Find each line with the string "representing" and report it.

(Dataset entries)
•••

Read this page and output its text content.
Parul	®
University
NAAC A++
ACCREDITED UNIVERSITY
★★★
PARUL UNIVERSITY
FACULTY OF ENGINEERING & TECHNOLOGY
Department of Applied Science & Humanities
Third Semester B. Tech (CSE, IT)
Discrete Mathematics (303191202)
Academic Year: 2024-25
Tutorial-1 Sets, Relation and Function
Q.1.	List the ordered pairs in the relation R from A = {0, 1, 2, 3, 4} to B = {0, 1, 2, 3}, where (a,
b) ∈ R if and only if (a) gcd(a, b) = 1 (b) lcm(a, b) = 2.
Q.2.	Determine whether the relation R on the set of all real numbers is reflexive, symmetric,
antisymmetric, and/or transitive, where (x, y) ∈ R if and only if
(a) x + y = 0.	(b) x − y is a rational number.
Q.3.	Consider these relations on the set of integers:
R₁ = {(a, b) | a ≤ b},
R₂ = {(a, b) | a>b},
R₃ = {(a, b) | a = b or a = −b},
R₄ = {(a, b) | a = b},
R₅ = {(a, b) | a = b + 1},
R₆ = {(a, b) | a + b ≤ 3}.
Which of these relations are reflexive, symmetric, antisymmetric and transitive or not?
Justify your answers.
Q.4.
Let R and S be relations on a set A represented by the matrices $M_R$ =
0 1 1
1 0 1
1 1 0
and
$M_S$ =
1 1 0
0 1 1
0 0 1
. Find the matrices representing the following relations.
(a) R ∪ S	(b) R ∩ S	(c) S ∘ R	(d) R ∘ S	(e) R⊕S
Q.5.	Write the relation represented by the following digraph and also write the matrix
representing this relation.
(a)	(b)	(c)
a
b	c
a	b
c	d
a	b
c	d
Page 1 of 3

•••

» REPLY TO THE TASK
. Find the matrices representing the following relations.
representing this relation.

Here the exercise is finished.